Reproduce each line bearing the word "name".
-------- RECORDS --------
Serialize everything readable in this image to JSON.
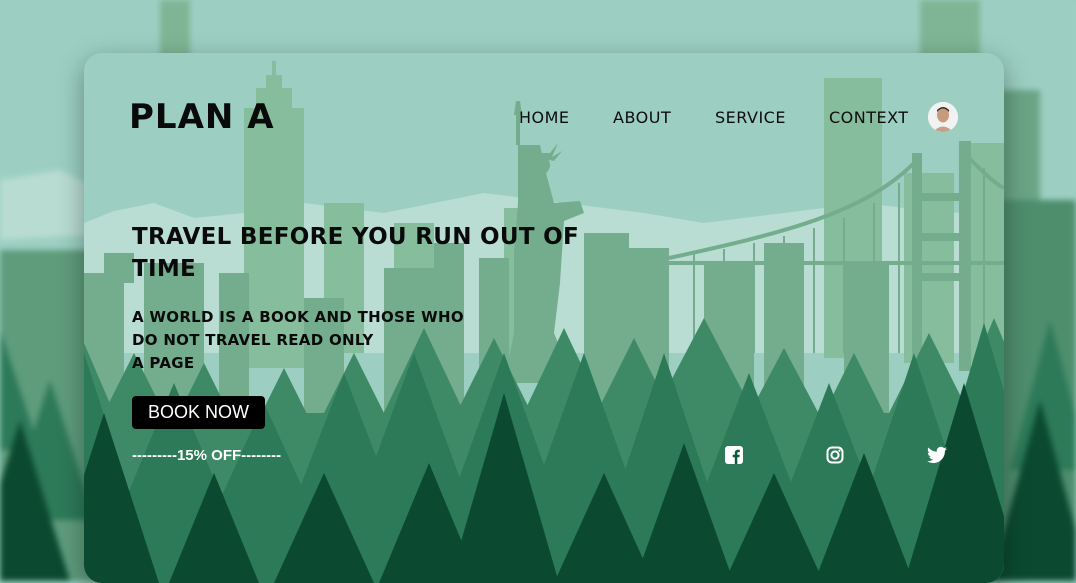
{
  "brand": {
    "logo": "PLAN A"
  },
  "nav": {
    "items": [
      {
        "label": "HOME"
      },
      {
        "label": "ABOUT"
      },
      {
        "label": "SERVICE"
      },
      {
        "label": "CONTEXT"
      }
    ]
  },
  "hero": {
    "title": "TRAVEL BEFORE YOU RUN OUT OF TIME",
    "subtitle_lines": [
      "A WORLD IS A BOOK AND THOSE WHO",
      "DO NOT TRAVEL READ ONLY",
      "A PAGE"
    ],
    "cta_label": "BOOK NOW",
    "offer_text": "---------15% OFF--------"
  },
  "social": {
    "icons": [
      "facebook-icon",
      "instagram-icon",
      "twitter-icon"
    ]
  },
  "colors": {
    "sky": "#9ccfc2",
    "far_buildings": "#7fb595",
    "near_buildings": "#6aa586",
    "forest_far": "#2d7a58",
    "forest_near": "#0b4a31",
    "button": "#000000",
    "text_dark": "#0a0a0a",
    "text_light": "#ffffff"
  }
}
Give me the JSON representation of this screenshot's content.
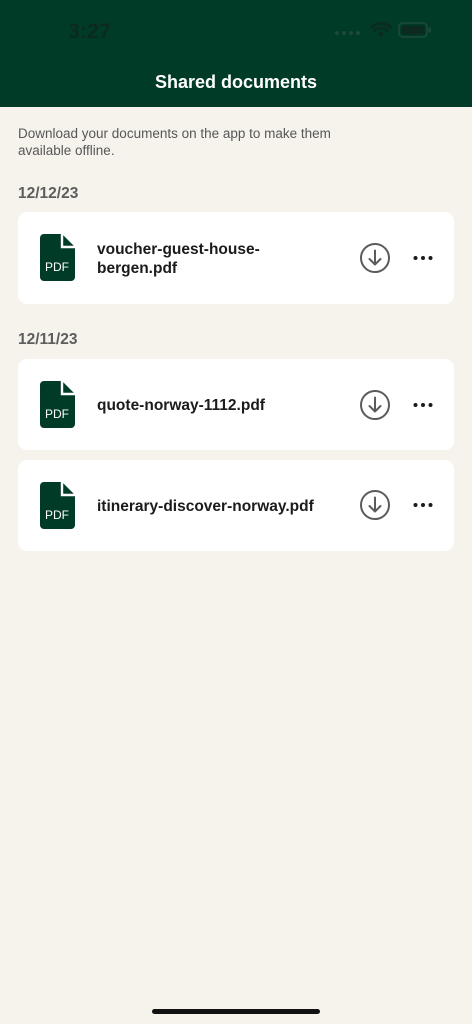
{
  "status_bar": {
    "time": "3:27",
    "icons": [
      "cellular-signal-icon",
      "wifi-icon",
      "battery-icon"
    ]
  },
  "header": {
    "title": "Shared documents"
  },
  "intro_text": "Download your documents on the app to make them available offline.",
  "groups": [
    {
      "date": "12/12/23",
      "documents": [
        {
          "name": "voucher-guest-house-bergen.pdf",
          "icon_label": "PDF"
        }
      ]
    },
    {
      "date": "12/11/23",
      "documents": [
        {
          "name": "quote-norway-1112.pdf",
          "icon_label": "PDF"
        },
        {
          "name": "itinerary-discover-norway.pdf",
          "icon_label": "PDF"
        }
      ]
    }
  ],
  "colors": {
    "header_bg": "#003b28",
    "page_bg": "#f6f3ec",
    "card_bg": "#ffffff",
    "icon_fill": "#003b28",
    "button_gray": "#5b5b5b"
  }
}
--------
▶ _FINISHED ANSWER_:
          "name": "voucher-guest-house-bergen.pdf",
          "name": "quote-norway-1112.pdf",
          "name": "itinerary-discover-norway.pdf",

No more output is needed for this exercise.